━━ LISTED RECORDS ━━

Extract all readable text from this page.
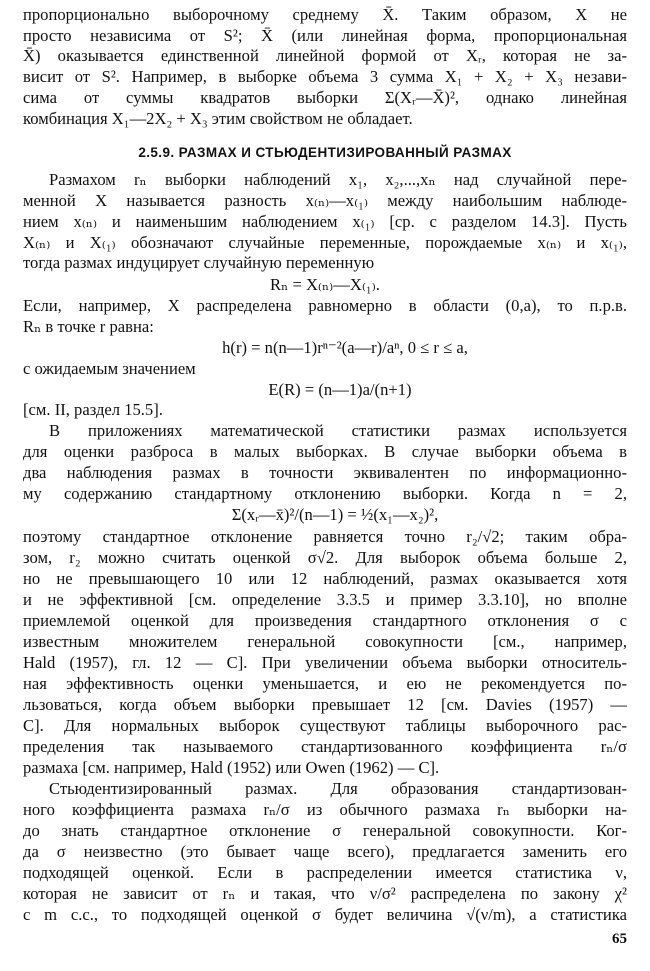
пропорционально выборочному среднему X̄. Таким образом, X не
просто независима от S²; X̄ (или линейная форма, пропорциональная
X̄) оказывается единственной линейной формой от Xᵣ, которая не за-
висит от S². Например, в выборке объема 3 сумма X₁ + X₂ + X₃ незави-
сима от суммы квадратов выборки Σ(Xᵣ—X̄)², однако линейная
комбинация X₁—2X₂ + X₃ этим свойством не обладает.
2.5.9. РАЗМАХ И СТЬЮДЕНТИЗИРОВАННЫЙ РАЗМАХ
Размахом rₙ выборки наблюдений x₁, x₂,...,xₙ над случайной пере-
менной X называется разность x₍ₙ₎—x₍₁₎ между наибольшим наблюде-
нием x₍ₙ₎ и наименьшим наблюдением x₍₁₎ [ср. с разделом 14.3]. Пусть
X₍ₙ₎ и X₍₁₎ обозначают случайные переменные, порождаемые x₍ₙ₎ и x₍₁₎,
тогда размах индуцирует случайную переменную
Rₙ = X₍ₙ₎—X₍₁₎.
Если, например, X распределена равномерно в области (0,a), то п.р.в.
Rₙ в точке r равна:
h(r) = n(n—1)rⁿ⁻²(a—r)/aⁿ, 0 ≤ r ≤ a,
с ожидаемым значением
E(R) = (n—1)a/(n+1)
[см. II, раздел 15.5].
В приложениях математической статистики размах используется
для оценки разброса в малых выборках. В случае выборки объема в
два наблюдения размах в точности эквивалентен по информационно-
му содержанию стандартному отклонению выборки. Когда n = 2,
Σ(xᵣ—x̄)²/(n—1) = ½(x₁—x₂)²,
поэтому стандартное отклонение равняется точно r₂/√2; таким обра-
зом, r₂ можно считать оценкой σ√2. Для выборок объема больше 2,
но не превышающего 10 или 12 наблюдений, размах оказывается хотя
и не эффективной [см. определение 3.3.5 и пример 3.3.10], но вполне
приемлемой оценкой для произведения стандартного отклонения σ с
известным множителем генеральной совокупности [см., например,
Hald (1957), гл. 12 — C]. При увеличении объема выборки относитель-
ная эффективность оценки уменьшается, и ею не рекомендуется по-
льзоваться, когда объем выборки превышает 12 [см. Davies (1957) —
C]. Для нормальных выборок существуют таблицы выборочного рас-
пределения так называемого стандартизованного коэффициента rₙ/σ
размаха [см. например, Hald (1952) или Owen (1962) — C].
Стьюдентизированный размах. Для образования стандартизован-
ного коэффициента размаха rₙ/σ из обычного размаха rₙ выборки на-
до знать стандартное отклонение σ генеральной совокупности. Ког-
да σ неизвестно (это бывает чаще всего), предлагается заменить его
подходящей оценкой. Если в распределении имеется статистика ν,
которая не зависит от rₙ и такая, что ν/σ² распределена по закону χ²
с m с.с., то подходящей оценкой σ будет величина √(ν/m), а статистика
65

━━━

**WHAT YOU SHOULD DO:**
Every entry must be reproduced exactly, with the images left out.

**SOLUTION:**
Extract all readable text from this page.
пропорционально выборочному среднему X̄. Таким образом, X не
просто независима от S²; X̄ (или линейная форма, пропорциональная
X̄) оказывается единственной линейной формой от Xᵣ, которая не за-
висит от S². Например, в выборке объема 3 сумма X₁ + X₂ + X₃ незави-
сима от суммы квадратов выборки Σ(Xᵣ—X̄)², однако линейная
комбинация X₁—2X₂ + X₃ этим свойством не обладает.
2.5.9. РАЗМАХ И СТЬЮДЕНТИЗИРОВАННЫЙ РАЗМАХ
Размахом rₙ выборки наблюдений x₁, x₂,...,xₙ над случайной пере-
менной X называется разность x₍ₙ₎—x₍₁₎ между наибольшим наблюде-
нием x₍ₙ₎ и наименьшим наблюдением x₍₁₎ [ср. с разделом 14.3]. Пусть
X₍ₙ₎ и X₍₁₎ обозначают случайные переменные, порождаемые x₍ₙ₎ и x₍₁₎,
тогда размах индуцирует случайную переменную
Rₙ = X₍ₙ₎—X₍₁₎.
Если, например, X распределена равномерно в области (0,a), то п.р.в.
Rₙ в точке r равна:
h(r) = n(n—1)rⁿ⁻²(a—r)/aⁿ, 0 ≤ r ≤ a,
с ожидаемым значением
E(R) = (n—1)a/(n+1)
[см. II, раздел 15.5].
В приложениях математической статистики размах используется
для оценки разброса в малых выборках. В случае выборки объема в
два наблюдения размах в точности эквивалентен по информационно-
му содержанию стандартному отклонению выборки. Когда n = 2,
Σ(xᵣ—x̄)²/(n—1) = ½(x₁—x₂)²,
поэтому стандартное отклонение равняется точно r₂/√2; таким обра-
зом, r₂ можно считать оценкой σ√2. Для выборок объема больше 2,
но не превышающего 10 или 12 наблюдений, размах оказывается хотя
и не эффективной [см. определение 3.3.5 и пример 3.3.10], но вполне
приемлемой оценкой для произведения стандартного отклонения σ с
известным множителем генеральной совокупности [см., например,
Hald (1957), гл. 12 — C]. При увеличении объема выборки относитель-
ная эффективность оценки уменьшается, и ею не рекомендуется по-
льзоваться, когда объем выборки превышает 12 [см. Davies (1957) —
C]. Для нормальных выборок существуют таблицы выборочного рас-
пределения так называемого стандартизованного коэффициента rₙ/σ
размаха [см. например, Hald (1952) или Owen (1962) — C].
Стьюдентизированный размах. Для образования стандартизован-
ного коэффициента размаха rₙ/σ из обычного размаха rₙ выборки на-
до знать стандартное отклонение σ генеральной совокупности. Ког-
да σ неизвестно (это бывает чаще всего), предлагается заменить его
подходящей оценкой. Если в распределении имеется статистика ν,
которая не зависит от rₙ и такая, что ν/σ² распределена по закону χ²
с m с.с., то подходящей оценкой σ будет величина √(ν/m), а статистика
65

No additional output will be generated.